### Brano da leggere
Belle campagne quelle di Coriano, fatte di campi con colture pregiate come la vite e l'ulivo, cosparse di case coloniche e borghi antichi ancora abitati e ben conservati. La sensazione per chi attraversa questa parte della Signoria malatestiana è quella di trovarsi in una terra ricca dove si vive bene da secoli, da millenni, come del resto testimoniano reperti e monumenti. Il mare è a pochi passi e verso i monti troviamo il profilo caratteristico delle tre punte della Repubblica di San Marino. Dovevano trovarsi bene qui già all'età del Ferro, circa 800 anni prima di Cristo, visti i numerosi reperti trovati in zona; certo vi si trovarono ottimamente i Romani che intorno al III secolo a. C. diedero origine all'attuale insediamento. La storia di Coriano vive pagine molto drammatiche in tempi più recenti: è qui infatti che si svolge una durissima battaglia della seconda guerra mondiale. Nel 1944 queste campagne vedono lo scontro tra forze alleate e le truppe tedesche per la rottura della "Linea Gotica": migliaia i caduti.

### Descrizione del compito
Riprendi il brano su Coriano e proseguilo a partire dalla sua ultima frase. Le voci provengono da una fonte diversa.

### Raccolta di dati
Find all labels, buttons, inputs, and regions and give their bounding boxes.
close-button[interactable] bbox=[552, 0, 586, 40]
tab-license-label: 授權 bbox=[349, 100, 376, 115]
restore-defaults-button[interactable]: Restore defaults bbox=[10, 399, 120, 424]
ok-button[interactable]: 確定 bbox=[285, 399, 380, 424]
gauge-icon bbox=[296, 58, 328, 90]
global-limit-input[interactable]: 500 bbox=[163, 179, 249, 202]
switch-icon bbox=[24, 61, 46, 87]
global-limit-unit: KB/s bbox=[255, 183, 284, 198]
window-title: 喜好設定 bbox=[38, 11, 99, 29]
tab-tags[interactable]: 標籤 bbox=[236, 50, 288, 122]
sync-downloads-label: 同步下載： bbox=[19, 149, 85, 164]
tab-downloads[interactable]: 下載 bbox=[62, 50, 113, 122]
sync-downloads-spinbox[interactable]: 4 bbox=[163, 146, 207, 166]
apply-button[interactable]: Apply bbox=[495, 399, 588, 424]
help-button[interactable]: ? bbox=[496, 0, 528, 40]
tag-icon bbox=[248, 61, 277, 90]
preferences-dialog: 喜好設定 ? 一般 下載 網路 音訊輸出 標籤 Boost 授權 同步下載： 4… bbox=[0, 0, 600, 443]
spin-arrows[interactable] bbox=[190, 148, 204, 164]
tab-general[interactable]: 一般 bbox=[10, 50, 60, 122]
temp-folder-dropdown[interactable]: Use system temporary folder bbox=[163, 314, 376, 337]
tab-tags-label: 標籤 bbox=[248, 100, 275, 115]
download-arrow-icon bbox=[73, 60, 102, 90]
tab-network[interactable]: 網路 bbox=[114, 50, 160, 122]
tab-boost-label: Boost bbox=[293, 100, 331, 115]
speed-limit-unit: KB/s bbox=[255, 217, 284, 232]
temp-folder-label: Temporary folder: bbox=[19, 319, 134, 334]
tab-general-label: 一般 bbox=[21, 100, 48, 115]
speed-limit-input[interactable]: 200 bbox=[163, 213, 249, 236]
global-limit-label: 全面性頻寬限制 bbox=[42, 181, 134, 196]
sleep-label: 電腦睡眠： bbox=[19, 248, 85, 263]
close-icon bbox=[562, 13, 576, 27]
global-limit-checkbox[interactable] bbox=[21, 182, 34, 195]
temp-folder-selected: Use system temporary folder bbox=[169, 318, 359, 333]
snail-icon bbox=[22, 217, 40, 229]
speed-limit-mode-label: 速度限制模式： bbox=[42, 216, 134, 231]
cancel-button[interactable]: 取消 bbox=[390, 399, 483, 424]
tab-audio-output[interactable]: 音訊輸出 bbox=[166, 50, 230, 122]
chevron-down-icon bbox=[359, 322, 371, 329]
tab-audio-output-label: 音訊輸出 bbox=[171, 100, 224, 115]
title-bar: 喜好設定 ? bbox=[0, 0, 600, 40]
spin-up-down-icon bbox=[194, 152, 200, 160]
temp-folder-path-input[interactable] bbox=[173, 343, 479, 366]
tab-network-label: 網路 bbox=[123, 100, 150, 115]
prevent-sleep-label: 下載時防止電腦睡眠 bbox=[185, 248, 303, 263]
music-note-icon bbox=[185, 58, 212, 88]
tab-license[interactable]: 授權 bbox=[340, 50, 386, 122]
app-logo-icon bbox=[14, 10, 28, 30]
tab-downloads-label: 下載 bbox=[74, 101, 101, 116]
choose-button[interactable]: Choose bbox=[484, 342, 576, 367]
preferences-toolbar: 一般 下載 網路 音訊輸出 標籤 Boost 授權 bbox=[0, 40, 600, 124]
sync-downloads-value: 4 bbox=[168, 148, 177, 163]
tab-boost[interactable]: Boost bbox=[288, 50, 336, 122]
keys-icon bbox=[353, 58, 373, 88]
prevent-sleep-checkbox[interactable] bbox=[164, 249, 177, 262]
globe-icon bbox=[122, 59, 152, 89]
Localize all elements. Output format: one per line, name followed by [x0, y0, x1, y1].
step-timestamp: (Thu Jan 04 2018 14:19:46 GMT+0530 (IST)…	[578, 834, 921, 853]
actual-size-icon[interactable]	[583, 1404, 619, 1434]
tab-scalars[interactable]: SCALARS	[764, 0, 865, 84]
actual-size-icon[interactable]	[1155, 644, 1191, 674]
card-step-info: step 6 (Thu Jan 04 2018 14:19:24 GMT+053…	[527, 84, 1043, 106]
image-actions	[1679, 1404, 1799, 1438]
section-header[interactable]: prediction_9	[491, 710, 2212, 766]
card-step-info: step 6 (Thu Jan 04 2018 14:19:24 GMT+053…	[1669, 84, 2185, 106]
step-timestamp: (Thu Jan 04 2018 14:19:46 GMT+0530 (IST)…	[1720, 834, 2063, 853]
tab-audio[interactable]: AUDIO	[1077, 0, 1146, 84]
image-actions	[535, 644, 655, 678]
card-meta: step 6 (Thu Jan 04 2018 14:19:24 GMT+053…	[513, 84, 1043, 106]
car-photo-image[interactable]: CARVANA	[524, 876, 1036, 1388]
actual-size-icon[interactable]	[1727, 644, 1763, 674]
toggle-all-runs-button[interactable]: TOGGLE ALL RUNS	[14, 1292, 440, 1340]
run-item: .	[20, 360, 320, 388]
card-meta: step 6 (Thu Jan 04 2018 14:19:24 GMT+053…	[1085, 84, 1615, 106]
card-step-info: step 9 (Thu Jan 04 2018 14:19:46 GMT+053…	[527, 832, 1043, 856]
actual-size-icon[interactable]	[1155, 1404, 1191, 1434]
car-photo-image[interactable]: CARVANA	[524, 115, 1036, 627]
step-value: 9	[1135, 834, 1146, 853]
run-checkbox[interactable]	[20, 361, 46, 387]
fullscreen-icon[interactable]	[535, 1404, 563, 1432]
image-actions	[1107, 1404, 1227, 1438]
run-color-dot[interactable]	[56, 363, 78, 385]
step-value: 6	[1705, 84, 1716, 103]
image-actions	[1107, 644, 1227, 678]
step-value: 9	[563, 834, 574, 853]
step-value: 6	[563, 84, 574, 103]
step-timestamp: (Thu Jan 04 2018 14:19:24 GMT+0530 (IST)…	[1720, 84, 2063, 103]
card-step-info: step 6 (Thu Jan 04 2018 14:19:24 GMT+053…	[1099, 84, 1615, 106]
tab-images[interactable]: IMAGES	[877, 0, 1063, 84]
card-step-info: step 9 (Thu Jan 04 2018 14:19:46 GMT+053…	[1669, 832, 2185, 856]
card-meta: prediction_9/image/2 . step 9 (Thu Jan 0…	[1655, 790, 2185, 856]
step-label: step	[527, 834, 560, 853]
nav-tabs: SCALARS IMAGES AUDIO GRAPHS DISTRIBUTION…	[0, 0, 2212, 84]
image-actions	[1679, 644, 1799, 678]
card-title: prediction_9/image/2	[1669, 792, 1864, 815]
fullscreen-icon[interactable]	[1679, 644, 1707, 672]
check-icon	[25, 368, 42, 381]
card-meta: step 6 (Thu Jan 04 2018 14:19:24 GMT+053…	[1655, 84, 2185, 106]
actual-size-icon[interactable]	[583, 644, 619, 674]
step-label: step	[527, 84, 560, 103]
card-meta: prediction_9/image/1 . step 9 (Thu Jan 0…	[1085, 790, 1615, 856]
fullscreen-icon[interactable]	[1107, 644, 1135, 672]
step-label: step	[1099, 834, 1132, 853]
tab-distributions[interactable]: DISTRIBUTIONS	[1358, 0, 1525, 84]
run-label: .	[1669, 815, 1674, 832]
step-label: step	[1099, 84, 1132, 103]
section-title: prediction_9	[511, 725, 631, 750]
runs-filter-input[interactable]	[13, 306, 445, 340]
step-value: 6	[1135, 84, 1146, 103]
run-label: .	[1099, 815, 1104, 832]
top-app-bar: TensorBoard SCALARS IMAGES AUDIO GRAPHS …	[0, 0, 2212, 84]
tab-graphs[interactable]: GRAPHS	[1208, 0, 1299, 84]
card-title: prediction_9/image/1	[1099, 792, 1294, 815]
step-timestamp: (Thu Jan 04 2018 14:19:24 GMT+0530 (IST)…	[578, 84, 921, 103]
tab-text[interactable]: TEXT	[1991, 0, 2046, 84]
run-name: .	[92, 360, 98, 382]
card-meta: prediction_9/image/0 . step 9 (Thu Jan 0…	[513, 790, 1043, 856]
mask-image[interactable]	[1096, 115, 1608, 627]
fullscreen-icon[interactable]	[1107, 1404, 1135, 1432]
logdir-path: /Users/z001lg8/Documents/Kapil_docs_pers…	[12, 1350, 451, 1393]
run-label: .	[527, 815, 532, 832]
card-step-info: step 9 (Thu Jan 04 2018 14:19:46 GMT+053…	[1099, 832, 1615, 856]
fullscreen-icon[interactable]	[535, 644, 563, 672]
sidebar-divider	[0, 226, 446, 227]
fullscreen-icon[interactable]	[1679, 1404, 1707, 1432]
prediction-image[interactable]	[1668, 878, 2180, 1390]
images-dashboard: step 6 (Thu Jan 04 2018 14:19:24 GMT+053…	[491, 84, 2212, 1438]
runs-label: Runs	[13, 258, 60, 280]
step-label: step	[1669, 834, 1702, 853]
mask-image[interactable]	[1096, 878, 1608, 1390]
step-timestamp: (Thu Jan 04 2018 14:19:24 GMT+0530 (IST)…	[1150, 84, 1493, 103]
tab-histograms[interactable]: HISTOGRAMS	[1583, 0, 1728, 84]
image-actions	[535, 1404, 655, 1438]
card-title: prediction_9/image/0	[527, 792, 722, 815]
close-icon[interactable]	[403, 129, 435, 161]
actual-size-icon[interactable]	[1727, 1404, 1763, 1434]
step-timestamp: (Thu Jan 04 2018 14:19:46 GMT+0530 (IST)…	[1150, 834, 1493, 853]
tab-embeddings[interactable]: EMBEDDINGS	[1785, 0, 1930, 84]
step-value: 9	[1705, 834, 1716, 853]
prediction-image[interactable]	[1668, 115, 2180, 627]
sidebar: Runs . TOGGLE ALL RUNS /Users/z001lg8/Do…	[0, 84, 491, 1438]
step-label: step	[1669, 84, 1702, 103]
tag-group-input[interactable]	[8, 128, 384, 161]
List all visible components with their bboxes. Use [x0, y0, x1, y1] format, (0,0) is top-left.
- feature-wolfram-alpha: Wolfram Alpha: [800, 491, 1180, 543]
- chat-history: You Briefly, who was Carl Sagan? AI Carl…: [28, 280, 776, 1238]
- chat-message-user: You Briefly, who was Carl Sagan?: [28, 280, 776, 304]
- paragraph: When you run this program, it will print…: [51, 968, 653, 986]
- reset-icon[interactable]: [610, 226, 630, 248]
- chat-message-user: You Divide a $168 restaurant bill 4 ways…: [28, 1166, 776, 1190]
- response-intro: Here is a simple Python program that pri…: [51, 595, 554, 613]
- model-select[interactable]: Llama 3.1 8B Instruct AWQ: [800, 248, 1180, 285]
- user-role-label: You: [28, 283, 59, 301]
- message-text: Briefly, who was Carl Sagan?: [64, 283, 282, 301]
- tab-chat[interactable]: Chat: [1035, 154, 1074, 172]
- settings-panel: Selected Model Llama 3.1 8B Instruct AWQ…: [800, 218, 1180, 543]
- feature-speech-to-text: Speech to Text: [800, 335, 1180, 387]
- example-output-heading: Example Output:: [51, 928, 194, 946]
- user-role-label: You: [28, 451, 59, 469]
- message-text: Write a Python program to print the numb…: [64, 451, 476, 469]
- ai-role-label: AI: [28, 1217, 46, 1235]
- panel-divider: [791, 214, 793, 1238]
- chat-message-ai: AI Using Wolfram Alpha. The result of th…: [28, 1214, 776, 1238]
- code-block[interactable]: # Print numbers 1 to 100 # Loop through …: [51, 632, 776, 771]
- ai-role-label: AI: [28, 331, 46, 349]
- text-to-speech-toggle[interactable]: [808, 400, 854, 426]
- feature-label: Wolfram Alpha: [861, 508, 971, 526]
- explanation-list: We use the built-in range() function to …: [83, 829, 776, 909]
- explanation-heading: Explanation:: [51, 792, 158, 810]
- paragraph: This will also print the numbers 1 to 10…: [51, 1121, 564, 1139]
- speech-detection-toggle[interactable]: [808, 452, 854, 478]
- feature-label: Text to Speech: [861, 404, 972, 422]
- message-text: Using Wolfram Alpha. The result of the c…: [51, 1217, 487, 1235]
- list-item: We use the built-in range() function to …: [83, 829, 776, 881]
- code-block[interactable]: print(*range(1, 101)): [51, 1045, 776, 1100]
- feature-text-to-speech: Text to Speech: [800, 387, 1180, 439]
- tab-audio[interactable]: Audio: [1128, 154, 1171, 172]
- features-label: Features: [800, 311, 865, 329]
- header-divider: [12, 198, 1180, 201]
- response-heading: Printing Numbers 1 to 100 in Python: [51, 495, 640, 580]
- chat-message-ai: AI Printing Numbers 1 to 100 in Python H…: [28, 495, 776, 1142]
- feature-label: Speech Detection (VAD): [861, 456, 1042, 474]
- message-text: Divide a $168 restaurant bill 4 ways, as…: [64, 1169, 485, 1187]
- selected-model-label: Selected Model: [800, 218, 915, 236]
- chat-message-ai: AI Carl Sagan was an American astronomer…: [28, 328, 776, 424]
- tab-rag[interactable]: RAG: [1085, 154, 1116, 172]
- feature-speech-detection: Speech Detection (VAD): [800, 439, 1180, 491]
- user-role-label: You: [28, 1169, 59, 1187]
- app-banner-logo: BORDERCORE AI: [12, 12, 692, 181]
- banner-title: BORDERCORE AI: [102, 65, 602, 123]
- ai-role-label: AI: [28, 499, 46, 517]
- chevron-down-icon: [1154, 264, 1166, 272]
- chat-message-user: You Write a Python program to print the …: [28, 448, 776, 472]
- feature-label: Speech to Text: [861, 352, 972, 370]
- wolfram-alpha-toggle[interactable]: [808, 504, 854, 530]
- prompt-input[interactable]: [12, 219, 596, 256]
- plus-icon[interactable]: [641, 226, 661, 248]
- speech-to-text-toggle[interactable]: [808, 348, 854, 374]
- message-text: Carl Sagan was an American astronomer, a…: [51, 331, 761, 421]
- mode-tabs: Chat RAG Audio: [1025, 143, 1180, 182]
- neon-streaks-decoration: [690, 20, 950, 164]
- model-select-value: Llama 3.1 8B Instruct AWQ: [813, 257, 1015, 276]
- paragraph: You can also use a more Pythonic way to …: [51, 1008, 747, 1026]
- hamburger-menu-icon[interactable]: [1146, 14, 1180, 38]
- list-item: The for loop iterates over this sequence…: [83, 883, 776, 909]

### Esercizio svolto
Patrono: San Sebastiano 20 gennaio.
Territorio di media collina bagnato da diversi fiumi quali il Marano e diversi rii come il Melo: bellissimi sono gli scorci sulla Riviera Adriatica di Rimini e di Riccione. Di notevole interesse sono sia la flora che la fauna presenti nella valle del fiume Marano. Confina con Repubblica di San Marino, Montescudo, Montecolombo, San Clemente, Misano Adriatico, Riccione, Rimini.